**Provided records**
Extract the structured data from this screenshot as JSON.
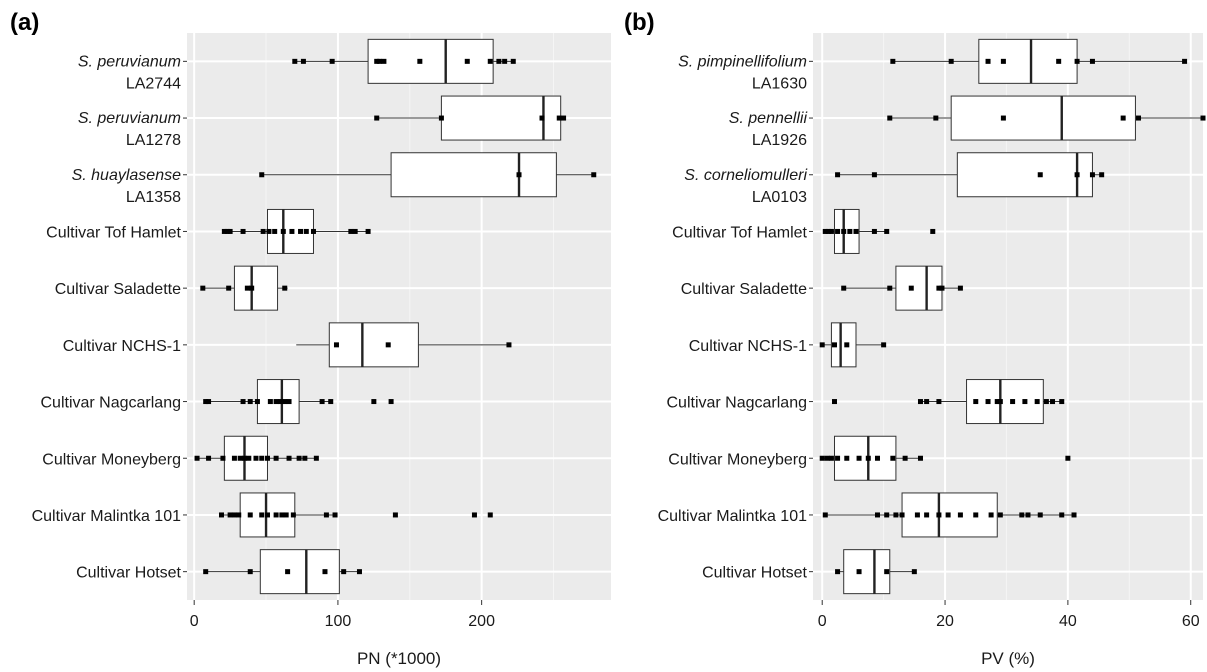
{
  "chart_data": [
    {
      "type": "box",
      "panel_label": "(a)",
      "xlabel": "PN (*1000)",
      "xlim": [
        -5,
        290
      ],
      "xticks": [
        0,
        100,
        200
      ],
      "tick_labels": [
        "0",
        "100",
        "200"
      ],
      "grid": true,
      "categories": [
        {
          "label": [
            "S. peruvianum",
            "LA2744"
          ],
          "italic_first": true,
          "q1": 121,
          "median": 175,
          "q3": 208,
          "whisker_low": 69,
          "whisker_high": 222,
          "points": [
            70,
            76,
            96,
            127,
            129,
            132,
            157,
            190,
            206,
            212,
            216,
            222
          ]
        },
        {
          "label": [
            "S. peruvianum",
            "LA1278"
          ],
          "italic_first": true,
          "q1": 172,
          "median": 243,
          "q3": 255,
          "whisker_low": 126,
          "whisker_high": 258,
          "points": [
            127,
            172,
            242,
            254,
            257
          ]
        },
        {
          "label": [
            "S. huaylasense",
            "LA1358"
          ],
          "italic_first": true,
          "q1": 137,
          "median": 226,
          "q3": 252,
          "whisker_low": 47,
          "whisker_high": 278,
          "points": [
            47,
            226,
            278
          ]
        },
        {
          "label": [
            "Cultivar Tof Hamlet"
          ],
          "italic_first": false,
          "q1": 51,
          "median": 62,
          "q3": 83,
          "whisker_low": 21,
          "whisker_high": 121,
          "points": [
            21,
            23,
            25,
            34,
            48,
            52,
            56,
            62,
            68,
            74,
            78,
            83,
            109,
            112,
            121
          ]
        },
        {
          "label": [
            "Cultivar Saladette"
          ],
          "italic_first": false,
          "q1": 28,
          "median": 40,
          "q3": 58,
          "whisker_low": 6,
          "whisker_high": 65,
          "points": [
            6,
            24,
            37,
            40,
            63
          ]
        },
        {
          "label": [
            "Cultivar NCHS-1"
          ],
          "italic_first": false,
          "q1": 94,
          "median": 117,
          "q3": 156,
          "whisker_low": 71,
          "whisker_high": 219,
          "points": [
            99,
            135,
            219
          ]
        },
        {
          "label": [
            "Cultivar Nagcarlang"
          ],
          "italic_first": false,
          "q1": 44,
          "median": 61,
          "q3": 73,
          "whisker_low": 8,
          "whisker_high": 96,
          "points": [
            8,
            10,
            34,
            39,
            44,
            53,
            57,
            60,
            63,
            66,
            89,
            95,
            125,
            137
          ]
        },
        {
          "label": [
            "Cultivar Moneyberg"
          ],
          "italic_first": false,
          "q1": 21,
          "median": 35,
          "q3": 51,
          "whisker_low": 2,
          "whisker_high": 85,
          "points": [
            2,
            10,
            20,
            28,
            32,
            35,
            38,
            43,
            47,
            51,
            57,
            66,
            73,
            77,
            85
          ]
        },
        {
          "label": [
            "Cultivar Malintka 101"
          ],
          "italic_first": false,
          "q1": 32,
          "median": 50,
          "q3": 70,
          "whisker_low": 19,
          "whisker_high": 98,
          "points": [
            19,
            25,
            28,
            31,
            39,
            47,
            51,
            57,
            61,
            64,
            69,
            92,
            98,
            140,
            195,
            206
          ]
        },
        {
          "label": [
            "Cultivar Hotset"
          ],
          "italic_first": false,
          "q1": 46,
          "median": 78,
          "q3": 101,
          "whisker_low": 8,
          "whisker_high": 115,
          "points": [
            8,
            39,
            65,
            91,
            104,
            115
          ]
        }
      ]
    },
    {
      "type": "box",
      "panel_label": "(b)",
      "xlabel": "PV (%)",
      "xlim": [
        -1.5,
        62
      ],
      "xticks": [
        0,
        20,
        40,
        60
      ],
      "tick_labels": [
        "0",
        "20",
        "40",
        "60"
      ],
      "grid": true,
      "categories": [
        {
          "label": [
            "S. pimpinellifolium",
            "LA1630"
          ],
          "italic_first": true,
          "q1": 25.5,
          "median": 34,
          "q3": 41.5,
          "whisker_low": 11.5,
          "whisker_high": 59,
          "points": [
            11.5,
            21,
            27,
            29.5,
            38.5,
            41.5,
            44,
            59
          ]
        },
        {
          "label": [
            "S. pennellii",
            "LA1926"
          ],
          "italic_first": true,
          "q1": 21,
          "median": 39,
          "q3": 51,
          "whisker_low": 11,
          "whisker_high": 62,
          "points": [
            11,
            18.5,
            29.5,
            49,
            51.5,
            62
          ]
        },
        {
          "label": [
            "S. corneliomulleri",
            "LA0103"
          ],
          "italic_first": true,
          "q1": 22,
          "median": 41.5,
          "q3": 44,
          "whisker_low": 2.5,
          "whisker_high": 45.5,
          "points": [
            2.5,
            8.5,
            35.5,
            41.5,
            44,
            45.5
          ]
        },
        {
          "label": [
            "Cultivar Tof Hamlet"
          ],
          "italic_first": false,
          "q1": 2,
          "median": 3.5,
          "q3": 6,
          "whisker_low": 0.5,
          "whisker_high": 10.5,
          "points": [
            0.5,
            1,
            1.5,
            2.5,
            3.5,
            4.5,
            5.5,
            8.5,
            10.5,
            18
          ]
        },
        {
          "label": [
            "Cultivar Saladette"
          ],
          "italic_first": false,
          "q1": 12,
          "median": 17,
          "q3": 19.5,
          "whisker_low": 3.5,
          "whisker_high": 22.5,
          "points": [
            3.5,
            11,
            14.5,
            19,
            19.5,
            22.5
          ]
        },
        {
          "label": [
            "Cultivar NCHS-1"
          ],
          "italic_first": false,
          "q1": 1.5,
          "median": 3,
          "q3": 5.5,
          "whisker_low": 0,
          "whisker_high": 10,
          "points": [
            0,
            2,
            4,
            10
          ]
        },
        {
          "label": [
            "Cultivar Nagcarlang"
          ],
          "italic_first": false,
          "q1": 23.5,
          "median": 29,
          "q3": 36,
          "whisker_low": 16,
          "whisker_high": 39,
          "points": [
            2,
            16,
            17,
            19,
            25,
            27,
            28.5,
            29,
            31,
            33,
            35,
            36.5,
            37.5,
            39
          ]
        },
        {
          "label": [
            "Cultivar Moneyberg"
          ],
          "italic_first": false,
          "q1": 2,
          "median": 7.5,
          "q3": 12,
          "whisker_low": 0,
          "whisker_high": 16,
          "points": [
            0,
            0.8,
            1.5,
            2.5,
            4,
            6,
            7.5,
            9,
            11.5,
            13.5,
            16,
            40
          ]
        },
        {
          "label": [
            "Cultivar Malintka 101"
          ],
          "italic_first": false,
          "q1": 13,
          "median": 19,
          "q3": 28.5,
          "whisker_low": 0.5,
          "whisker_high": 41,
          "points": [
            0.5,
            9,
            10.5,
            12,
            13,
            15.5,
            17,
            19,
            20.5,
            22.5,
            25,
            27.5,
            29,
            32.5,
            33.5,
            35.5,
            39,
            41
          ]
        },
        {
          "label": [
            "Cultivar Hotset"
          ],
          "italic_first": false,
          "q1": 3.5,
          "median": 8.5,
          "q3": 11,
          "whisker_low": 2.5,
          "whisker_high": 15,
          "points": [
            2.5,
            6,
            10.5,
            15
          ]
        }
      ]
    }
  ]
}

**Written exercise**
Drop the images and repeat the data exactly.

**Response to the task**
Extract the structured data from this screenshot as JSON.
{
  "chart_data": [
    {
      "type": "box",
      "panel_label": "(a)",
      "xlabel": "PN (*1000)",
      "xlim": [
        -5,
        290
      ],
      "xticks": [
        0,
        100,
        200
      ],
      "tick_labels": [
        "0",
        "100",
        "200"
      ],
      "grid": true,
      "categories": [
        {
          "label": [
            "S. peruvianum",
            "LA2744"
          ],
          "italic_first": true,
          "q1": 121,
          "median": 175,
          "q3": 208,
          "whisker_low": 69,
          "whisker_high": 222,
          "points": [
            70,
            76,
            96,
            127,
            129,
            132,
            157,
            190,
            206,
            212,
            216,
            222
          ]
        },
        {
          "label": [
            "S. peruvianum",
            "LA1278"
          ],
          "italic_first": true,
          "q1": 172,
          "median": 243,
          "q3": 255,
          "whisker_low": 126,
          "whisker_high": 258,
          "points": [
            127,
            172,
            242,
            254,
            257
          ]
        },
        {
          "label": [
            "S. huaylasense",
            "LA1358"
          ],
          "italic_first": true,
          "q1": 137,
          "median": 226,
          "q3": 252,
          "whisker_low": 47,
          "whisker_high": 278,
          "points": [
            47,
            226,
            278
          ]
        },
        {
          "label": [
            "Cultivar Tof Hamlet"
          ],
          "italic_first": false,
          "q1": 51,
          "median": 62,
          "q3": 83,
          "whisker_low": 21,
          "whisker_high": 121,
          "points": [
            21,
            23,
            25,
            34,
            48,
            52,
            56,
            62,
            68,
            74,
            78,
            83,
            109,
            112,
            121
          ]
        },
        {
          "label": [
            "Cultivar Saladette"
          ],
          "italic_first": false,
          "q1": 28,
          "median": 40,
          "q3": 58,
          "whisker_low": 6,
          "whisker_high": 65,
          "points": [
            6,
            24,
            37,
            40,
            63
          ]
        },
        {
          "label": [
            "Cultivar NCHS-1"
          ],
          "italic_first": false,
          "q1": 94,
          "median": 117,
          "q3": 156,
          "whisker_low": 71,
          "whisker_high": 219,
          "points": [
            99,
            135,
            219
          ]
        },
        {
          "label": [
            "Cultivar Nagcarlang"
          ],
          "italic_first": false,
          "q1": 44,
          "median": 61,
          "q3": 73,
          "whisker_low": 8,
          "whisker_high": 96,
          "points": [
            8,
            10,
            34,
            39,
            44,
            53,
            57,
            60,
            63,
            66,
            89,
            95,
            125,
            137
          ]
        },
        {
          "label": [
            "Cultivar Moneyberg"
          ],
          "italic_first": false,
          "q1": 21,
          "median": 35,
          "q3": 51,
          "whisker_low": 2,
          "whisker_high": 85,
          "points": [
            2,
            10,
            20,
            28,
            32,
            35,
            38,
            43,
            47,
            51,
            57,
            66,
            73,
            77,
            85
          ]
        },
        {
          "label": [
            "Cultivar Malintka 101"
          ],
          "italic_first": false,
          "q1": 32,
          "median": 50,
          "q3": 70,
          "whisker_low": 19,
          "whisker_high": 98,
          "points": [
            19,
            25,
            28,
            31,
            39,
            47,
            51,
            57,
            61,
            64,
            69,
            92,
            98,
            140,
            195,
            206
          ]
        },
        {
          "label": [
            "Cultivar Hotset"
          ],
          "italic_first": false,
          "q1": 46,
          "median": 78,
          "q3": 101,
          "whisker_low": 8,
          "whisker_high": 115,
          "points": [
            8,
            39,
            65,
            91,
            104,
            115
          ]
        }
      ]
    },
    {
      "type": "box",
      "panel_label": "(b)",
      "xlabel": "PV (%)",
      "xlim": [
        -1.5,
        62
      ],
      "xticks": [
        0,
        20,
        40,
        60
      ],
      "tick_labels": [
        "0",
        "20",
        "40",
        "60"
      ],
      "grid": true,
      "categories": [
        {
          "label": [
            "S. pimpinellifolium",
            "LA1630"
          ],
          "italic_first": true,
          "q1": 25.5,
          "median": 34,
          "q3": 41.5,
          "whisker_low": 11.5,
          "whisker_high": 59,
          "points": [
            11.5,
            21,
            27,
            29.5,
            38.5,
            41.5,
            44,
            59
          ]
        },
        {
          "label": [
            "S. pennellii",
            "LA1926"
          ],
          "italic_first": true,
          "q1": 21,
          "median": 39,
          "q3": 51,
          "whisker_low": 11,
          "whisker_high": 62,
          "points": [
            11,
            18.5,
            29.5,
            49,
            51.5,
            62
          ]
        },
        {
          "label": [
            "S. corneliomulleri",
            "LA0103"
          ],
          "italic_first": true,
          "q1": 22,
          "median": 41.5,
          "q3": 44,
          "whisker_low": 2.5,
          "whisker_high": 45.5,
          "points": [
            2.5,
            8.5,
            35.5,
            41.5,
            44,
            45.5
          ]
        },
        {
          "label": [
            "Cultivar Tof Hamlet"
          ],
          "italic_first": false,
          "q1": 2,
          "median": 3.5,
          "q3": 6,
          "whisker_low": 0.5,
          "whisker_high": 10.5,
          "points": [
            0.5,
            1,
            1.5,
            2.5,
            3.5,
            4.5,
            5.5,
            8.5,
            10.5,
            18
          ]
        },
        {
          "label": [
            "Cultivar Saladette"
          ],
          "italic_first": false,
          "q1": 12,
          "median": 17,
          "q3": 19.5,
          "whisker_low": 3.5,
          "whisker_high": 22.5,
          "points": [
            3.5,
            11,
            14.5,
            19,
            19.5,
            22.5
          ]
        },
        {
          "label": [
            "Cultivar NCHS-1"
          ],
          "italic_first": false,
          "q1": 1.5,
          "median": 3,
          "q3": 5.5,
          "whisker_low": 0,
          "whisker_high": 10,
          "points": [
            0,
            2,
            4,
            10
          ]
        },
        {
          "label": [
            "Cultivar Nagcarlang"
          ],
          "italic_first": false,
          "q1": 23.5,
          "median": 29,
          "q3": 36,
          "whisker_low": 16,
          "whisker_high": 39,
          "points": [
            2,
            16,
            17,
            19,
            25,
            27,
            28.5,
            29,
            31,
            33,
            35,
            36.5,
            37.5,
            39
          ]
        },
        {
          "label": [
            "Cultivar Moneyberg"
          ],
          "italic_first": false,
          "q1": 2,
          "median": 7.5,
          "q3": 12,
          "whisker_low": 0,
          "whisker_high": 16,
          "points": [
            0,
            0.8,
            1.5,
            2.5,
            4,
            6,
            7.5,
            9,
            11.5,
            13.5,
            16,
            40
          ]
        },
        {
          "label": [
            "Cultivar Malintka 101"
          ],
          "italic_first": false,
          "q1": 13,
          "median": 19,
          "q3": 28.5,
          "whisker_low": 0.5,
          "whisker_high": 41,
          "points": [
            0.5,
            9,
            10.5,
            12,
            13,
            15.5,
            17,
            19,
            20.5,
            22.5,
            25,
            27.5,
            29,
            32.5,
            33.5,
            35.5,
            39,
            41
          ]
        },
        {
          "label": [
            "Cultivar Hotset"
          ],
          "italic_first": false,
          "q1": 3.5,
          "median": 8.5,
          "q3": 11,
          "whisker_low": 2.5,
          "whisker_high": 15,
          "points": [
            2.5,
            6,
            10.5,
            15
          ]
        }
      ]
    }
  ]
}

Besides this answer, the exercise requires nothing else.